* [WRITTEN REQUEST 1]: Lay out the rows as a Markdown table with the columns No. and Line, starting at the row containing "358, 504, 374]" and ending at the row containing "379, 205, 384]". Leave out blank lines.

* [TEXT EXTRACT]:

§

10 youngest players in NBA history

When Victor Wembanyama was selected #1 overall in the 2023 NBA draft, he already had success in the French league at the age of 19. His skills and experience make it less surprising that the San Antonio Spurs player is already a star in his first year. His debut performance on the court was so impressive that he was named NBA’s Rookie of the Year in May. However, other young, seemingly promising draft picks have not always fared as well.

Before 2006, players could forgo college and be drafted straight out of high school. These young athletes were critiqued more on raw talent than experience, and some of them turned out to be generational stars like Kobe Bryant and LeBron James, but more were unsuccessful in their transition to pro sports. Because of this, the league altered its eligibility rules to state that players must be at least 19 or a year removed from their high school graduation class the year they’re drafted.

Though the days of pros straight out of high school are over, ATS.io compiled a ranking of the youngest players in NBA history using Stathead data. The players’ ages when they made their NBA debut were used to determine the ranking.

Read on to learn which youngsters thrived, which flopped, and which player made his NBA debut just six days after turning 18.

Shannon Brown of the Los Angeles Lakers looks to steal the ball from C.J. Miles of the Utah Jazz.

§

* [WRITTEN REQUEST 2]: Carry on the passage about the youngest players in NBA history from its final sentence.

§

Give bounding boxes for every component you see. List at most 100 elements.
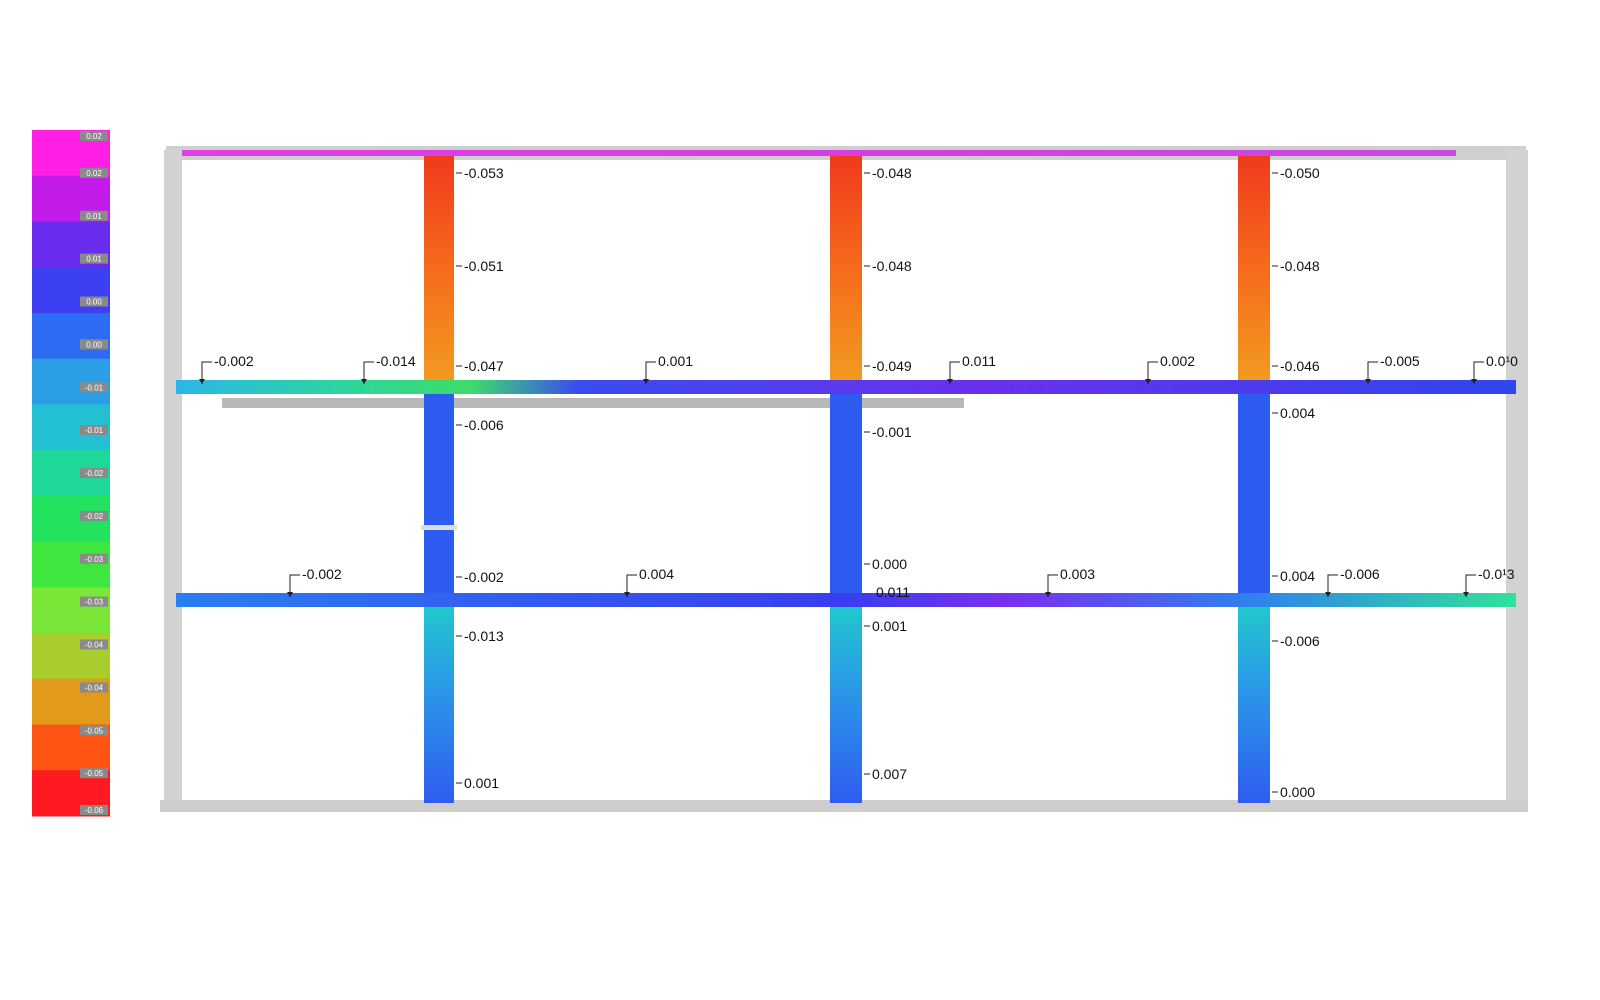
deviation-label: -0.047	[464, 358, 504, 374]
legend-tick-bg	[80, 253, 108, 264]
label-leader	[289, 574, 300, 597]
color-scale-legend: 0.02 0.02 0.01 0.01 0.00 0.00 -0.01 -0.01 -0.02 -…	[32, 130, 110, 817]
deviation-label: -0.002	[302, 566, 342, 582]
label-arrow	[199, 379, 205, 384]
label-leader	[1465, 574, 1476, 597]
legend-tick-bg	[80, 382, 108, 393]
label-leader	[949, 361, 960, 384]
legend-tick-label: -0.02	[85, 469, 104, 478]
deviation-label: 0.001	[464, 775, 499, 791]
deviation-label: -0.048	[872, 258, 912, 274]
legend-tick-label: -0.03	[85, 598, 104, 607]
deviation-label: -0.051	[464, 258, 504, 274]
legend-tick-label: 0.01	[86, 255, 102, 264]
lower-column-left	[424, 607, 454, 803]
legend-tick-label: -0.06	[85, 806, 104, 815]
legend-tick-label: -0.02	[85, 512, 104, 521]
deviation-label: 0.011	[962, 353, 996, 369]
upper-column-right	[1238, 156, 1270, 380]
legend-tick-bg	[80, 682, 108, 693]
legend-tick-bg	[80, 639, 108, 650]
label-arrow	[1471, 379, 1477, 384]
deviation-label: -0.014	[376, 353, 416, 369]
legend-tick-bg	[80, 167, 108, 178]
label-arrow	[287, 592, 293, 597]
deviation-label: 0.003	[1060, 566, 1095, 582]
legend-tick-label: 0.02	[86, 169, 102, 178]
deviation-label: -0.0¹3	[1478, 566, 1515, 582]
legend-tick-bg	[80, 468, 108, 478]
label-leader	[1367, 361, 1378, 384]
lower-column-center	[830, 607, 862, 803]
legend-tick-bg	[80, 805, 108, 815]
label-arrow	[1145, 379, 1151, 384]
legend-tick-label: -0.05	[85, 726, 104, 735]
legend-band	[32, 587, 110, 634]
frame-top-edge	[176, 150, 1456, 156]
legend-tick-bg	[80, 210, 108, 221]
legend-tick-bg	[80, 553, 108, 564]
legend-tick-label: 0.00	[86, 298, 102, 307]
label-arrow	[1463, 592, 1469, 597]
label-arrow	[947, 379, 953, 384]
label-leader	[645, 361, 656, 384]
label-leader	[1327, 574, 1338, 597]
legend-tick-bg	[80, 596, 108, 607]
legend-tick-label: 0.02	[86, 132, 102, 141]
label-arrow	[1045, 592, 1051, 597]
label-leader	[1047, 574, 1058, 597]
label-leader	[1473, 361, 1484, 384]
deviation-label: -0.048	[872, 165, 912, 181]
deviation-label: 0.011	[876, 584, 910, 600]
legend-tick-label: -0.01	[85, 383, 104, 392]
legend-band	[32, 541, 110, 588]
label-arrow	[361, 379, 367, 384]
deviation-label: 0.0¹0	[1486, 353, 1518, 369]
deviation-label: -0.006	[1340, 566, 1380, 582]
legend-tick-label: 0.01	[86, 212, 102, 221]
label-leader	[363, 361, 374, 384]
legend-tick-label: 0.00	[86, 340, 102, 349]
deviation-label: -0.053	[464, 165, 504, 181]
middle-column-left	[424, 394, 454, 593]
deviation-label: 0.004	[1280, 568, 1315, 584]
deviation-label: 0.001	[658, 353, 693, 369]
label-leader	[626, 574, 637, 597]
legend-tick-bg	[80, 768, 108, 779]
legend-band	[32, 312, 110, 360]
deviation-label: 0.004	[1280, 405, 1315, 421]
deviation-label: -0.005	[1380, 353, 1420, 369]
legend-tick-bg	[80, 510, 108, 521]
upper-column-center	[830, 156, 862, 380]
middle-column-center	[830, 394, 862, 593]
label-arrow	[643, 379, 649, 384]
deviation-label: -0.001	[872, 424, 912, 440]
legend-tick-label: -0.04	[85, 641, 104, 650]
structure-frame	[160, 146, 1528, 812]
label-arrow	[1365, 379, 1371, 384]
deviation-label: -0.006	[464, 417, 504, 433]
frame-left	[164, 150, 182, 810]
columns	[421, 156, 1270, 803]
legend-tick-label: -0.01	[85, 426, 104, 435]
deviation-labels: -0.053 -0.051 -0.047 -0.048 -0.048 -0.049 -0.0…	[199, 165, 1518, 800]
legend-tick-label: -0.04	[85, 683, 104, 692]
label-arrow	[624, 592, 630, 597]
legend-tick-bg	[80, 131, 108, 141]
deviation-label: 0.000	[872, 556, 907, 572]
label-leader	[201, 361, 212, 384]
legend-tick-bg	[80, 339, 108, 350]
deviation-label: -0.049	[872, 358, 912, 374]
lower-column-right	[1238, 607, 1270, 803]
deviation-label: -0.002	[214, 353, 254, 369]
label-arrow	[1325, 592, 1331, 597]
deviation-label: -0.050	[1280, 165, 1320, 181]
deviation-label: -0.002	[464, 569, 504, 585]
column-bracket	[421, 525, 457, 530]
legend-band	[32, 358, 110, 405]
deviation-label: -0.048	[1280, 258, 1320, 274]
deviation-label: 0.007	[872, 766, 907, 782]
legend-tick-label: -0.03	[85, 555, 104, 564]
deviation-label: 0.001	[872, 618, 907, 634]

§

* [EXERCISE OUTPUT 1]:
| No. | Line |
|---|---|
| 1 | deviation-label: -0.047	[464, 358, 504, 374] |
| 2 | legend-tick-bg	[80, 253, 108, 264] |
| 3 | label-leader	[289, 574, 300, 597] |
| 4 | color-scale-legend: 0.02 0.02 0.01 0.01 0.00 0.00 -0.01 -0.01 -0.02 -…	[32, 130, 110, 817] |
| 5 | deviation-label: -0.002	[302, 566, 342, 582] |
| 6 | label-arrow	[199, 379, 205, 384] |

* [EXERCISE OUTPUT 2]:
Lisa Blumenfeld // Getty Images

#10. C.J. Miles

– NBA debut age: 18 years, 241 days
– Team: Utah Jazz

Before the 2005 draft, C.J. Miles had already signed on to the University of Texas basketball team, his father declaring if C.J. wasn’t drafted in the first round, his son would opt to play college ball. When the Utah Jazz picked him 34th (four picks into the second round), the shooting guard decided he’d forgo college if the franchise guaranteed him a contract (something only first-round picks generally receive). They obliged and signed Miles to a two-year deal. After signing with the Jazz, the Skyline High star became the youngest player in franchise history; however, the move didn’t appear to pan out.

During his first season, Miles was assigned to the D-League Albuquerque Thunderbirds, with the Jazz saying he needed more experience. The following season, he played 21 games in the NBA before being reassigned to the D-League team the Idaho Stampede. Although he didn’t live up to the hype of his high school career, Miles ended up playing in the league until 2022 for numerous teams. He last played for the G League team Ignite in 2022.

Andris Biedriņš at the warriors headquarters in Oakland.
Christina Koci Hernandez // Getty Images

#9. Andris Biedriņš

– NBA debut age: 18 years, 217 days
– Team: Golden State Warriors

Andris Biedriņš was picked 11th overall by the Golden State Warriors in the 2004 draft. The Latvian center didn’t wow during his first season in the Bay Area—he played 30 games and averaged 3.6 points and 3.9 rebounds in 12.8 minutes per game. But those numbers grew, and by the 2007-08 season, he was averaging 10.5 points and 9.8 rebounds per game.

In 2007, Biedriņš was an integral part of the “We Believe” team that upset the #1 seeded Dallas Mavericks as an #8 seed in the first round of the playoffs before losing to the Utah Jazz in the 2007 NBA Western Conference semifinals.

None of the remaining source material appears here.